> _Direction_: Check each line of the listing for the string "just", then state how many lines have it. Only the number is wanted.

> _Extracted information_:
+---+
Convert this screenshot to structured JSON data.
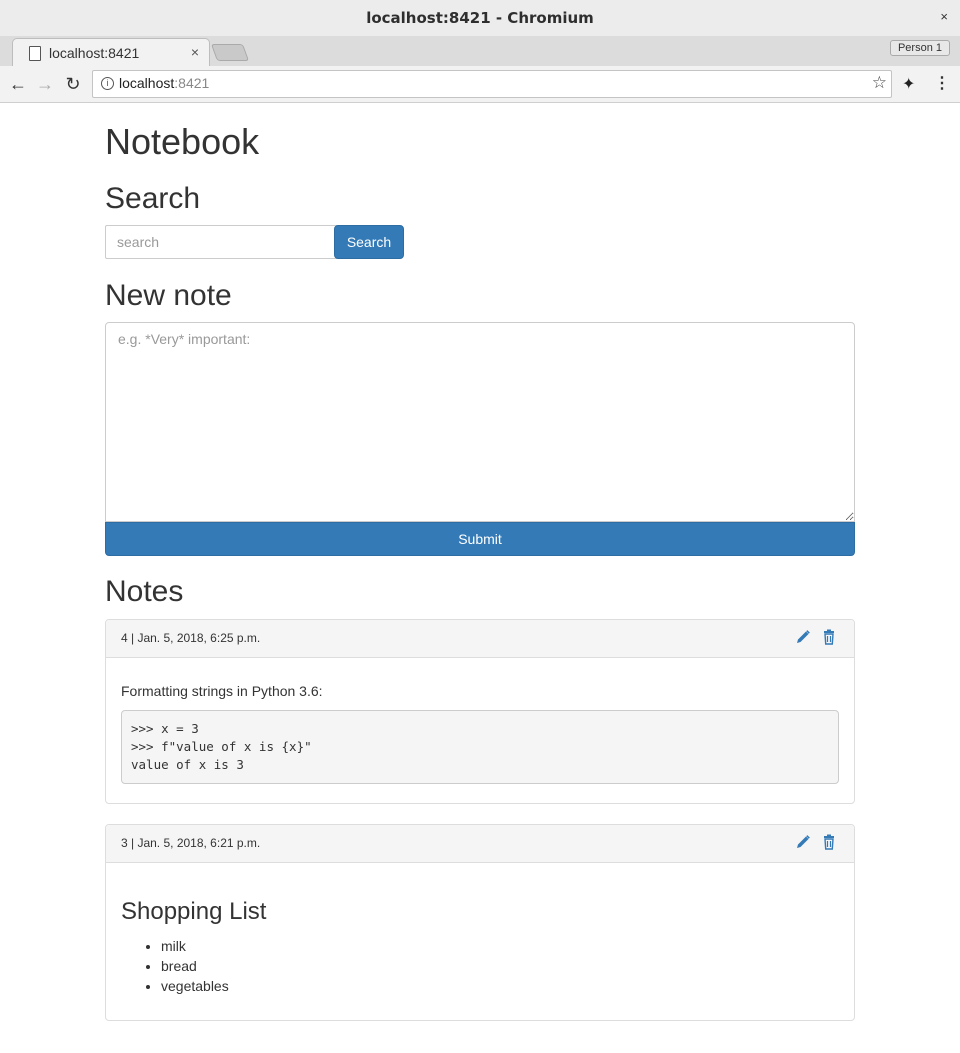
{
  "window": {
    "title": "localhost:8421 - Chromium",
    "close_glyph": "×"
  },
  "tab": {
    "label": "localhost:8421",
    "close_glyph": "×"
  },
  "profile": {
    "label": "Person 1"
  },
  "omnibox": {
    "host": "localhost",
    "port": ":8421"
  },
  "page": {
    "title": "Notebook",
    "search_heading": "Search",
    "search_placeholder": "search",
    "search_button": "Search",
    "new_note_heading": "New note",
    "new_note_placeholder": "e.g. *Very* important:",
    "submit_button": "Submit",
    "notes_heading": "Notes"
  },
  "notes": [
    {
      "meta": "4 | Jan. 5, 2018, 6:25 p.m.",
      "text": "Formatting strings in Python 3.6:",
      "code": ">>> x = 3\n>>> f\"value of x is {x}\"\nvalue of x is 3"
    },
    {
      "meta": "3 | Jan. 5, 2018, 6:21 p.m.",
      "heading": "Shopping List",
      "items": [
        "milk",
        "bread",
        "vegetables"
      ]
    }
  ],
  "colors": {
    "primary": "#337ab7",
    "panel_head": "#f5f5f5",
    "border": "#dddddd"
  },
  "icons": [
    "back-icon",
    "forward-icon",
    "reload-icon",
    "info-icon",
    "star-icon",
    "extension-icon",
    "menu-icon",
    "edit-icon",
    "trash-icon"
  ]
}
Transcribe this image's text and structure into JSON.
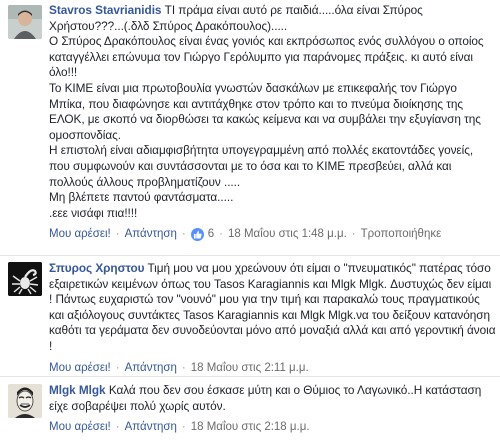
{
  "comments": [
    {
      "author": "Stavros Stavrianidis",
      "lines": [
        "ΤΙ πράμα είναι αυτό ρε παιδιά.....όλα είναι Σπύρος Χρήστου???...(.δλδ Σπύρος Δρακόπουλος).....",
        "Ο Σπύρος Δρακόπουλος είναι ένας γονιός και εκπρόσωπος ενός συλλόγου ο οποίος καταγγέλλει επώνυμα τον Γιώργο Γερόλυμπο για παράνομες πράξεις. κι αυτό είναι όλο!!!",
        "Το ΚΙΜΕ είναι μια πρωτοβουλία γνωστών δασκάλων με επικεφαλής τον Γιώργο Μπίκα, που διαφώνησε και αντιτάχθηκε στον τρόπο και το πνεύμα διοίκησης της ΕΛΟΚ, με σκοπό να διορθώσει τα κακώς κείμενα και να συμβάλει την εξυγίανση της ομοσπονδίας.",
        "Η επιστολή είναι αδιαμφισβήτητα υπογεγραμμένη από πολλές εκατοντάδες γονείς, που συμφωνούν και συντάσσονται με το όσα και το ΚΙΜΕ πρεσβεύει, αλλά και πολλούς άλλους προβληματίζουν .....",
        "Μη βλέπετε παντού φαντάσματα.....",
        ".εεε νισάφι πια!!!!"
      ],
      "like_label": "Μου αρέσει!",
      "reply_label": "Απάντηση",
      "like_count": "6",
      "timestamp": "18 Μαΐου στις 1:48 μ.μ.",
      "edited_label": "Τροποποιήθηκε"
    },
    {
      "author": "Σπυρος Χρηστου",
      "lines": [
        "Τιμή μου να μου χρεώνουν ότι είμαι ο \"πνευματικός\" πατέρας τόσο εξαιρετικών κειμένων όπως του Tasos Karagiannis και Mlgk Mlgk. Δυστυχώς δεν είμαι ! Πάντως ευχαριστώ τον \"νουνό\" μου για την τιμή και παρακαλώ τους πραγματικούς και αξιόλογους συντάκτες Tasos Karagiannis και Mlgk Mlgk.να του δείξουν κατανόηση καθότι τα γεράματα δεν συνοδεύονται μόνο από μοναξιά αλλά και από γεροντική άνοια !"
      ],
      "like_label": "Μου αρέσει!",
      "reply_label": "Απάντηση",
      "timestamp": "18 Μαΐου στις 2:11 μ.μ."
    },
    {
      "author": "Mlgk Mlgk",
      "lines": [
        "Καλά που δεν σου έσκασε μύτη και ο Θύμιος το Λαγωνικό..Η κατάσταση είχε σοβαρέψει πολύ χωρίς αυτόν."
      ],
      "like_label": "Μου αρέσει!",
      "reply_label": "Απάντηση",
      "timestamp": "18 Μαΐου στις 2:18 μ.μ."
    }
  ],
  "colors": {
    "link": "#365899",
    "text": "#1d2129",
    "meta": "#6b6b6b",
    "like_badge": "#5890ff"
  },
  "icons": [
    "avatar-photo",
    "scorpion-avatar",
    "masked-avatar",
    "thumbs-up-icon"
  ]
}
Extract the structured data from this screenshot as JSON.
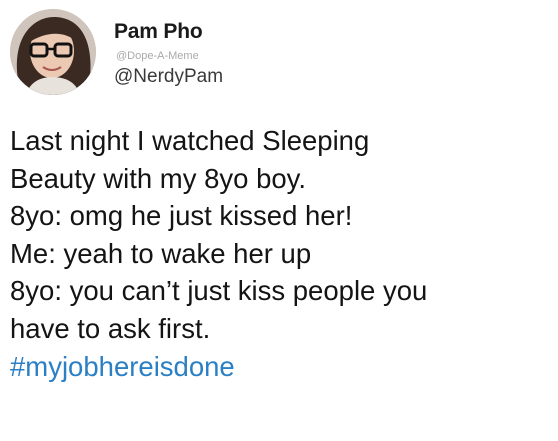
{
  "author": {
    "display_name": "Pam Pho",
    "watermark": "@Dope-A-Meme",
    "handle": "@NerdyPam",
    "avatar_icon": "profile-photo-woman-glasses"
  },
  "tweet": {
    "lines": [
      "Last night I watched Sleeping",
      "Beauty with my 8yo boy.",
      "8yo: omg he just kissed her!",
      "Me: yeah to wake her up",
      "8yo: you can’t just kiss people you",
      "have to ask first."
    ],
    "hashtag": "#myjobhereisdone"
  },
  "colors": {
    "hashtag": "#2b7fc4",
    "text": "#141414",
    "background": "#ffffff"
  }
}
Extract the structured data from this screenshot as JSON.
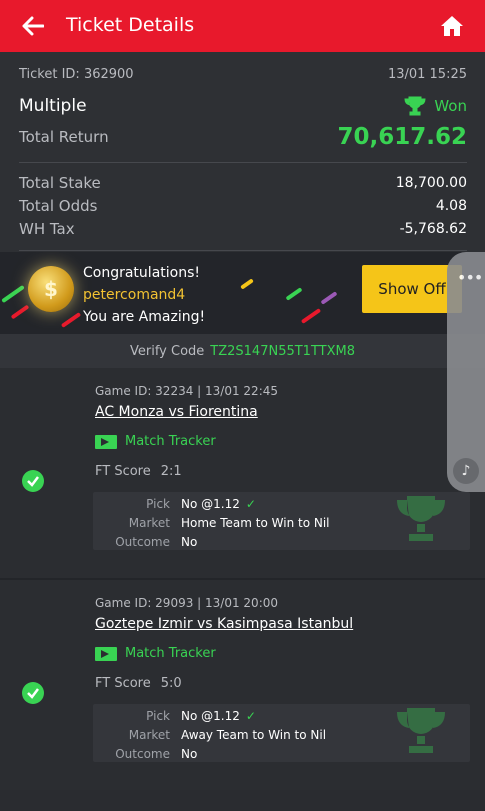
+---+
> _Reply to the task_: 2